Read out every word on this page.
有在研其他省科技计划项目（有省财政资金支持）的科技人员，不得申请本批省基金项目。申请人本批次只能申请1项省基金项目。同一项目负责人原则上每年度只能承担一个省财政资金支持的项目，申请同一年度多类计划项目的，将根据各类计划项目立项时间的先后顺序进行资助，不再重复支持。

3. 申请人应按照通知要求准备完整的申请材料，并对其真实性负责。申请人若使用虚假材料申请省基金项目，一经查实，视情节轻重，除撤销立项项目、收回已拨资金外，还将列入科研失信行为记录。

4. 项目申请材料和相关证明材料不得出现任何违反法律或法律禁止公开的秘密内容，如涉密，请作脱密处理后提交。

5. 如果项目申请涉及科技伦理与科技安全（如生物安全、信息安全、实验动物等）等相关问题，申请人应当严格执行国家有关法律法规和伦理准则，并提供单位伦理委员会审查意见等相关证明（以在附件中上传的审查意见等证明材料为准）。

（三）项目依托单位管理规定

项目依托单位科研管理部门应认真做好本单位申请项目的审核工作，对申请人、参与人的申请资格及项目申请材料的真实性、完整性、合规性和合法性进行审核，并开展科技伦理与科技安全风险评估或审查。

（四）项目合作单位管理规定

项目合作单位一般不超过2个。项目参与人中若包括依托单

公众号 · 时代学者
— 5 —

☆ ☆ ☆

Description of the task - Every entry should be output exactly as written, please.

Answer to the exercise -
Read out every word on this page.
有在研其他省科技计划项目（有省财政资金支持）的科技人员，不得申请本批省基金项目。申请人本批次只能申请1项省基金项目。同一项目负责人原则上每年度只能承担一个省财政资金支持的项目，申请同一年度多类计划项目的，将根据各类计划项目立项时间的先后顺序进行资助，不再重复支持。

3. 申请人应按照通知要求准备完整的申请材料，并对其真实性负责。申请人若使用虚假材料申请省基金项目，一经查实，视情节轻重，除撤销立项项目、收回已拨资金外，还将列入科研失信行为记录。

4. 项目申请材料和相关证明材料不得出现任何违反法律或法律禁止公开的秘密内容，如涉密，请作脱密处理后提交。

5. 如果项目申请涉及科技伦理与科技安全（如生物安全、信息安全、实验动物等）等相关问题，申请人应当严格执行国家有关法律法规和伦理准则，并提供单位伦理委员会审查意见等相关证明（以在附件中上传的审查意见等证明材料为准）。

（三）项目依托单位管理规定

项目依托单位科研管理部门应认真做好本单位申请项目的审核工作，对申请人、参与人的申请资格及项目申请材料的真实性、完整性、合规性和合法性进行审核，并开展科技伦理与科技安全风险评估或审查。

（四）项目合作单位管理规定

项目合作单位一般不超过2个。项目参与人中若包括依托单

公众号 · 时代学者
— 5 —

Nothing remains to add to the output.